* DIRECTION *
Reproduce each line exactly.

# START OF DATA FOR THIS TASK

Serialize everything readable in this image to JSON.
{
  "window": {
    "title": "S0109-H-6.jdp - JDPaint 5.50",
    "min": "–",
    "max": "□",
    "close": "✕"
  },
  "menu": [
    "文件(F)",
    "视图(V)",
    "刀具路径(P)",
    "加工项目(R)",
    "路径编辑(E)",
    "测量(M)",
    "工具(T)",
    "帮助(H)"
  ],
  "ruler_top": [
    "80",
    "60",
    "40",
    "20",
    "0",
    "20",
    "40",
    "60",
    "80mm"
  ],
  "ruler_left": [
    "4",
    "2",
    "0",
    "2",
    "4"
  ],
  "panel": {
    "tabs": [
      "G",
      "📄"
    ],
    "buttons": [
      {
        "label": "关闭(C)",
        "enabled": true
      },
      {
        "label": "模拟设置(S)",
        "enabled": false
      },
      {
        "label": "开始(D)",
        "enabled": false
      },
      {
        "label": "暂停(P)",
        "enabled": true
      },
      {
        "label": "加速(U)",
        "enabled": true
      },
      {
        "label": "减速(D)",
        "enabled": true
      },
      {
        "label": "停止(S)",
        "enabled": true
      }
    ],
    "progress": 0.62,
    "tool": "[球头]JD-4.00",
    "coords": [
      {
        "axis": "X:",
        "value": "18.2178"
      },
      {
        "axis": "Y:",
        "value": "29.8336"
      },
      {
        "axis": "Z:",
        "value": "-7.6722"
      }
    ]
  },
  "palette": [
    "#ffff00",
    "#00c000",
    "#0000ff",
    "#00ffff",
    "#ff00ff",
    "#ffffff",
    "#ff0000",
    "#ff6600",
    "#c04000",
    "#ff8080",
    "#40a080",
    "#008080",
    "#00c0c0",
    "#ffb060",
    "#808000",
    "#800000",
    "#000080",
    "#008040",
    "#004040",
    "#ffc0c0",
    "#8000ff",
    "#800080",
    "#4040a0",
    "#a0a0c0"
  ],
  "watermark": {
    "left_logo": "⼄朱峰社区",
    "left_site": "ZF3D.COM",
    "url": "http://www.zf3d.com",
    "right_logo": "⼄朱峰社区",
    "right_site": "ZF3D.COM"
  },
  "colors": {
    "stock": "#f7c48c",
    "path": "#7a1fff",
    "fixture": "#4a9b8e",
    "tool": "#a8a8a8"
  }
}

# END OF DATA FOR THIS TASK

* RESULT *
Serialize everything readable in this image to JSON.
{
  "window": {
    "title": "S0109-H-6.jdp - JDPaint 5.50",
    "min": "–",
    "max": "□",
    "close": "✕"
  },
  "menu": [
    "文件(F)",
    "视图(V)",
    "刀具路径(P)",
    "加工项目(R)",
    "路径编辑(E)",
    "测量(M)",
    "工具(T)",
    "帮助(H)"
  ],
  "ruler_top": [
    "80",
    "60",
    "40",
    "20",
    "0",
    "20",
    "40",
    "60",
    "80mm"
  ],
  "ruler_left": [
    "4",
    "2",
    "0",
    "2",
    "4"
  ],
  "panel": {
    "tabs": [
      "G",
      "📄"
    ],
    "buttons": [
      {
        "label": "关闭(C)",
        "enabled": true
      },
      {
        "label": "模拟设置(S)",
        "enabled": false
      },
      {
        "label": "开始(D)",
        "enabled": false
      },
      {
        "label": "暂停(P)",
        "enabled": true
      },
      {
        "label": "加速(U)",
        "enabled": true
      },
      {
        "label": "减速(D)",
        "enabled": true
      },
      {
        "label": "停止(S)",
        "enabled": true
      }
    ],
    "progress": 0.62,
    "tool": "[球头]JD-4.00",
    "coords": [
      {
        "axis": "X:",
        "value": "18.2178"
      },
      {
        "axis": "Y:",
        "value": "29.8336"
      },
      {
        "axis": "Z:",
        "value": "-7.6722"
      }
    ]
  },
  "palette": [
    "#ffff00",
    "#00c000",
    "#0000ff",
    "#00ffff",
    "#ff00ff",
    "#ffffff",
    "#ff0000",
    "#ff6600",
    "#c04000",
    "#ff8080",
    "#40a080",
    "#008080",
    "#00c0c0",
    "#ffb060",
    "#808000",
    "#800000",
    "#000080",
    "#008040",
    "#004040",
    "#ffc0c0",
    "#8000ff",
    "#800080",
    "#4040a0",
    "#a0a0c0"
  ],
  "watermark": {
    "left_logo": "⼄朱峰社区",
    "left_site": "ZF3D.COM",
    "url": "http://www.zf3d.com",
    "right_logo": "⼄朱峰社区",
    "right_site": "ZF3D.COM"
  },
  "colors": {
    "stock": "#f7c48c",
    "path": "#7a1fff",
    "fixture": "#4a9b8e",
    "tool": "#a8a8a8"
  }
}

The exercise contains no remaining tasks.